* Your task: Rewrite the records below, replacing each occurrence of "sofa-image" with "couch-image" and keeping every other character unchanged.

* Extracted data:

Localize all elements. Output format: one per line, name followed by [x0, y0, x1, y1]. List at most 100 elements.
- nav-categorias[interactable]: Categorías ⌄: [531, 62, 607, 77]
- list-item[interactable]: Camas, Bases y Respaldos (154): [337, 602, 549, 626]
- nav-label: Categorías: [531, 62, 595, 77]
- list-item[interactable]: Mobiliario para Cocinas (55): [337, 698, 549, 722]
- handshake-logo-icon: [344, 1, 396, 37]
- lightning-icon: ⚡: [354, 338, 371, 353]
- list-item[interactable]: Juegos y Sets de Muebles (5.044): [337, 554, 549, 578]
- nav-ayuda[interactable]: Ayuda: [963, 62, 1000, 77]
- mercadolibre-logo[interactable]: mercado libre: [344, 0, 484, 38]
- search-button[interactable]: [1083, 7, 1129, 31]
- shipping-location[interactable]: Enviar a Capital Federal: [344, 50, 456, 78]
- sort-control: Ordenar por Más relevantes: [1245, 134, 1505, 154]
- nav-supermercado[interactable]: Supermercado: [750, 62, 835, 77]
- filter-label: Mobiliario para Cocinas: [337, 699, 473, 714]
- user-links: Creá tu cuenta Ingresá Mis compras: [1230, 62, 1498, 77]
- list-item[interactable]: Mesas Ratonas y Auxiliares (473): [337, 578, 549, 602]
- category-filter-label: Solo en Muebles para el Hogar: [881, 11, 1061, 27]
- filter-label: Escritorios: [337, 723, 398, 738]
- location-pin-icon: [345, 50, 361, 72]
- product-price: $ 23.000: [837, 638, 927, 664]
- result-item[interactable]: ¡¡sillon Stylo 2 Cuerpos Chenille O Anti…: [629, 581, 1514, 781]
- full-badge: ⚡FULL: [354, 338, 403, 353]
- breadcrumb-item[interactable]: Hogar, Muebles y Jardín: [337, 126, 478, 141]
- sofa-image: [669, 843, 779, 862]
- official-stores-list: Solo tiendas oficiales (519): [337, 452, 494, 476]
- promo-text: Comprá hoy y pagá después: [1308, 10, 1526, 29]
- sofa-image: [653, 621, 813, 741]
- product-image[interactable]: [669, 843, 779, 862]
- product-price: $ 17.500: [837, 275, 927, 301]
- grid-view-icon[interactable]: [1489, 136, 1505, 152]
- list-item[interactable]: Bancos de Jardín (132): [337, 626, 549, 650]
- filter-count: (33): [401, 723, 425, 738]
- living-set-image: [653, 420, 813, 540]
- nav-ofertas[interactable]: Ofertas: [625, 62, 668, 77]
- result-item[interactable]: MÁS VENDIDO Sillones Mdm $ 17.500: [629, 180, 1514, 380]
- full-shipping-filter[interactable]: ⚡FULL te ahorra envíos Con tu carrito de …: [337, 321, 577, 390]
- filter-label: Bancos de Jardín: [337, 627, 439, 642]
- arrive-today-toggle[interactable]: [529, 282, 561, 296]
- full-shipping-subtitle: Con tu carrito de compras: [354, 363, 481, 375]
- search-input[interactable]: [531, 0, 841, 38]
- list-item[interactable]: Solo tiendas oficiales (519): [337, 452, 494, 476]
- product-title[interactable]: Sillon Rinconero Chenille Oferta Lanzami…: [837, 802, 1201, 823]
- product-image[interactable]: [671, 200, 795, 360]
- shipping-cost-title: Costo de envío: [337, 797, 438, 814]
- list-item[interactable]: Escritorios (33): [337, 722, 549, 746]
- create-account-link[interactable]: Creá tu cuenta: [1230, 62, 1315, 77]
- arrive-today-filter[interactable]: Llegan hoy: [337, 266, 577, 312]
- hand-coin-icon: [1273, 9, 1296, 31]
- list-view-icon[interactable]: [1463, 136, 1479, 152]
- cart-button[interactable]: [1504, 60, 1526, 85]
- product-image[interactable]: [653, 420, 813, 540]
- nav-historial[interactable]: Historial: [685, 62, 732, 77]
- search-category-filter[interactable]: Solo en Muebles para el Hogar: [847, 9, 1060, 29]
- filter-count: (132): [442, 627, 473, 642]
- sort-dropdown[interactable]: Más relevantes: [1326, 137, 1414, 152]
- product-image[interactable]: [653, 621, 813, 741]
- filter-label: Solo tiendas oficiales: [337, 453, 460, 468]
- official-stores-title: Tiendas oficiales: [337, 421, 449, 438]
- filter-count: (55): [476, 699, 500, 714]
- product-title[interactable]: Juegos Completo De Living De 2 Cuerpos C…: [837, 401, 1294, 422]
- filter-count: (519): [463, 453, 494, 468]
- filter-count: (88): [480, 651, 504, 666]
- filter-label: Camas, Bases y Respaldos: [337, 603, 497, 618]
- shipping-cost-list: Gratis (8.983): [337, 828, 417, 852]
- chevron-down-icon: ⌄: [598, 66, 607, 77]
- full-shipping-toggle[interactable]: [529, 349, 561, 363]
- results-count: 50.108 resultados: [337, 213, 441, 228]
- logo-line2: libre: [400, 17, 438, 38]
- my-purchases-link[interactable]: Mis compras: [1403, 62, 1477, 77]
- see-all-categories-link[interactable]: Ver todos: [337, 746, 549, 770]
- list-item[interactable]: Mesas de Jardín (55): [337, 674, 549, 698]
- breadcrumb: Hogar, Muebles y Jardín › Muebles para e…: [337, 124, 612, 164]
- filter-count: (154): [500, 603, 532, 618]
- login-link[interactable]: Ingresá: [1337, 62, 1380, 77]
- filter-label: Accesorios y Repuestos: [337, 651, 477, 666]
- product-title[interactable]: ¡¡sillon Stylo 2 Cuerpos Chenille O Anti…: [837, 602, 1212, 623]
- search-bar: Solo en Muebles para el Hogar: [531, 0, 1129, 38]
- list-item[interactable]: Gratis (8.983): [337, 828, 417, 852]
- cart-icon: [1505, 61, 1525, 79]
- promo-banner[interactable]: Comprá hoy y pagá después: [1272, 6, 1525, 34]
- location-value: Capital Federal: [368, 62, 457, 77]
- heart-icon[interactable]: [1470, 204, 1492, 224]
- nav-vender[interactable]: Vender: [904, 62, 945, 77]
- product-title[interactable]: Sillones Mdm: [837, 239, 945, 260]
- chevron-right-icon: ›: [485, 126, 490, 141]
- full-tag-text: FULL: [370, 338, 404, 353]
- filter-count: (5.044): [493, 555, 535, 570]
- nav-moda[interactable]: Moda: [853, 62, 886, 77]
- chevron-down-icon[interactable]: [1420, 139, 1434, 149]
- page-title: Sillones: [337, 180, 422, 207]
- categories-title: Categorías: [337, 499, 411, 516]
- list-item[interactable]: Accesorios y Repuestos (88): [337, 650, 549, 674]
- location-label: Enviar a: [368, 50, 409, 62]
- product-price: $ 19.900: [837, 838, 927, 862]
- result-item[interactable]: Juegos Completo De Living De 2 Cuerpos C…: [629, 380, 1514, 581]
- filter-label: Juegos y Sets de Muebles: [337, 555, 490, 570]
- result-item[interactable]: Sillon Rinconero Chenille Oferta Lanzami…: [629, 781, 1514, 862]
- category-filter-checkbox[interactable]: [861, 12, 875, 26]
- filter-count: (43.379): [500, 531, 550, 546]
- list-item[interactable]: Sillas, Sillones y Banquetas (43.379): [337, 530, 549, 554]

* Response to this exercise:
Localize all elements. Output format: one per line, name followed by [x0, y0, x1, y1]. List at most 100 elements.
- nav-categorias[interactable]: Categorías ⌄: [531, 62, 607, 77]
- list-item[interactable]: Camas, Bases y Respaldos (154): [337, 602, 549, 626]
- nav-label: Categorías: [531, 62, 595, 77]
- list-item[interactable]: Mobiliario para Cocinas (55): [337, 698, 549, 722]
- handshake-logo-icon: [344, 1, 396, 37]
- lightning-icon: ⚡: [354, 338, 371, 353]
- list-item[interactable]: Juegos y Sets de Muebles (5.044): [337, 554, 549, 578]
- nav-ayuda[interactable]: Ayuda: [963, 62, 1000, 77]
- mercadolibre-logo[interactable]: mercado libre: [344, 0, 484, 38]
- search-button[interactable]: [1083, 7, 1129, 31]
- shipping-location[interactable]: Enviar a Capital Federal: [344, 50, 456, 78]
- sort-control: Ordenar por Más relevantes: [1245, 134, 1505, 154]
- nav-supermercado[interactable]: Supermercado: [750, 62, 835, 77]
- filter-label: Mobiliario para Cocinas: [337, 699, 473, 714]
- user-links: Creá tu cuenta Ingresá Mis compras: [1230, 62, 1498, 77]
- list-item[interactable]: Mesas Ratonas y Auxiliares (473): [337, 578, 549, 602]
- category-filter-label: Solo en Muebles para el Hogar: [881, 11, 1061, 27]
- filter-label: Escritorios: [337, 723, 398, 738]
- location-pin-icon: [345, 50, 361, 72]
- product-price: $ 23.000: [837, 638, 927, 664]
- result-item[interactable]: ¡¡sillon Stylo 2 Cuerpos Chenille O Anti…: [629, 581, 1514, 781]
- full-badge: ⚡FULL: [354, 338, 403, 353]
- breadcrumb-item[interactable]: Hogar, Muebles y Jardín: [337, 126, 478, 141]
- couch-image: [669, 843, 779, 862]
- official-stores-list: Solo tiendas oficiales (519): [337, 452, 494, 476]
- promo-text: Comprá hoy y pagá después: [1308, 10, 1526, 29]
- couch-image: [653, 621, 813, 741]
- product-image[interactable]: [669, 843, 779, 862]
- product-price: $ 17.500: [837, 275, 927, 301]
- grid-view-icon[interactable]: [1489, 136, 1505, 152]
- list-item[interactable]: Bancos de Jardín (132): [337, 626, 549, 650]
- filter-count: (33): [401, 723, 425, 738]
- living-set-image: [653, 420, 813, 540]
- nav-ofertas[interactable]: Ofertas: [625, 62, 668, 77]
- result-item[interactable]: MÁS VENDIDO Sillones Mdm $ 17.500: [629, 180, 1514, 380]
- full-shipping-filter[interactable]: ⚡FULL te ahorra envíos Con tu carrito de …: [337, 321, 577, 390]
- filter-label: Bancos de Jardín: [337, 627, 439, 642]
- arrive-today-toggle[interactable]: [529, 282, 561, 296]
- full-shipping-subtitle: Con tu carrito de compras: [354, 363, 481, 375]
- search-input[interactable]: [531, 0, 841, 38]
- list-item[interactable]: Solo tiendas oficiales (519): [337, 452, 494, 476]
- product-title[interactable]: Sillon Rinconero Chenille Oferta Lanzami…: [837, 802, 1201, 823]
- product-image[interactable]: [671, 200, 795, 360]
- shipping-cost-title: Costo de envío: [337, 797, 438, 814]
- list-item[interactable]: Escritorios (33): [337, 722, 549, 746]
- create-account-link[interactable]: Creá tu cuenta: [1230, 62, 1315, 77]
- arrive-today-filter[interactable]: Llegan hoy: [337, 266, 577, 312]
- hand-coin-icon: [1273, 9, 1296, 31]
- list-view-icon[interactable]: [1463, 136, 1479, 152]
- cart-button[interactable]: [1504, 60, 1526, 85]
- product-image[interactable]: [653, 420, 813, 540]
- nav-historial[interactable]: Historial: [685, 62, 732, 77]
- search-category-filter[interactable]: Solo en Muebles para el Hogar: [847, 9, 1060, 29]
- filter-count: (132): [442, 627, 473, 642]
- sort-dropdown[interactable]: Más relevantes: [1326, 137, 1414, 152]
- product-image[interactable]: [653, 621, 813, 741]
- filter-label: Solo tiendas oficiales: [337, 453, 460, 468]
- official-stores-title: Tiendas oficiales: [337, 421, 449, 438]
- filter-count: (55): [476, 699, 500, 714]
- product-title[interactable]: Juegos Completo De Living De 2 Cuerpos C…: [837, 401, 1294, 422]
- filter-count: (519): [463, 453, 494, 468]
- filter-count: (88): [480, 651, 504, 666]
- filter-label: Camas, Bases y Respaldos: [337, 603, 497, 618]
- shipping-cost-list: Gratis (8.983): [337, 828, 417, 852]
- chevron-down-icon: ⌄: [598, 66, 607, 77]
- full-shipping-toggle[interactable]: [529, 349, 561, 363]
- results-count: 50.108 resultados: [337, 213, 441, 228]
- logo-line2: libre: [400, 17, 438, 38]
- my-purchases-link[interactable]: Mis compras: [1403, 62, 1477, 77]
- see-all-categories-link[interactable]: Ver todos: [337, 746, 549, 770]
- list-item[interactable]: Mesas de Jardín (55): [337, 674, 549, 698]
- breadcrumb: Hogar, Muebles y Jardín › Muebles para e…: [337, 124, 612, 164]
- filter-count: (154): [500, 603, 532, 618]
- login-link[interactable]: Ingresá: [1337, 62, 1380, 77]
- filter-label: Accesorios y Repuestos: [337, 651, 477, 666]
- product-title[interactable]: ¡¡sillon Stylo 2 Cuerpos Chenille O Anti…: [837, 602, 1212, 623]
- search-bar: Solo en Muebles para el Hogar: [531, 0, 1129, 38]
- list-item[interactable]: Gratis (8.983): [337, 828, 417, 852]
- cart-icon: [1505, 61, 1525, 79]
- promo-banner[interactable]: Comprá hoy y pagá después: [1272, 6, 1525, 34]
- location-value: Capital Federal: [368, 62, 457, 77]
- heart-icon[interactable]: [1470, 204, 1492, 224]
- nav-vender[interactable]: Vender: [904, 62, 945, 77]
- product-title[interactable]: Sillones Mdm: [837, 239, 945, 260]
- chevron-right-icon: ›: [485, 126, 490, 141]
- full-tag-text: FULL: [370, 338, 404, 353]
- filter-count: (5.044): [493, 555, 535, 570]
- nav-moda[interactable]: Moda: [853, 62, 886, 77]
- chevron-down-icon[interactable]: [1420, 139, 1434, 149]
- page-title: Sillones: [337, 180, 422, 207]
- categories-title: Categorías: [337, 499, 411, 516]
- list-item[interactable]: Accesorios y Repuestos (88): [337, 650, 549, 674]
- location-label: Enviar a: [368, 50, 409, 62]
- product-price: $ 19.900: [837, 838, 927, 862]
- result-item[interactable]: Juegos Completo De Living De 2 Cuerpos C…: [629, 380, 1514, 581]
- filter-label: Juegos y Sets de Muebles: [337, 555, 490, 570]
- result-item[interactable]: Sillon Rinconero Chenille Oferta Lanzami…: [629, 781, 1514, 862]
- category-filter-checkbox[interactable]: [861, 12, 875, 26]
- filter-count: (43.379): [500, 531, 550, 546]
- list-item[interactable]: Sillas, Sillones y Banquetas (43.379): [337, 530, 549, 554]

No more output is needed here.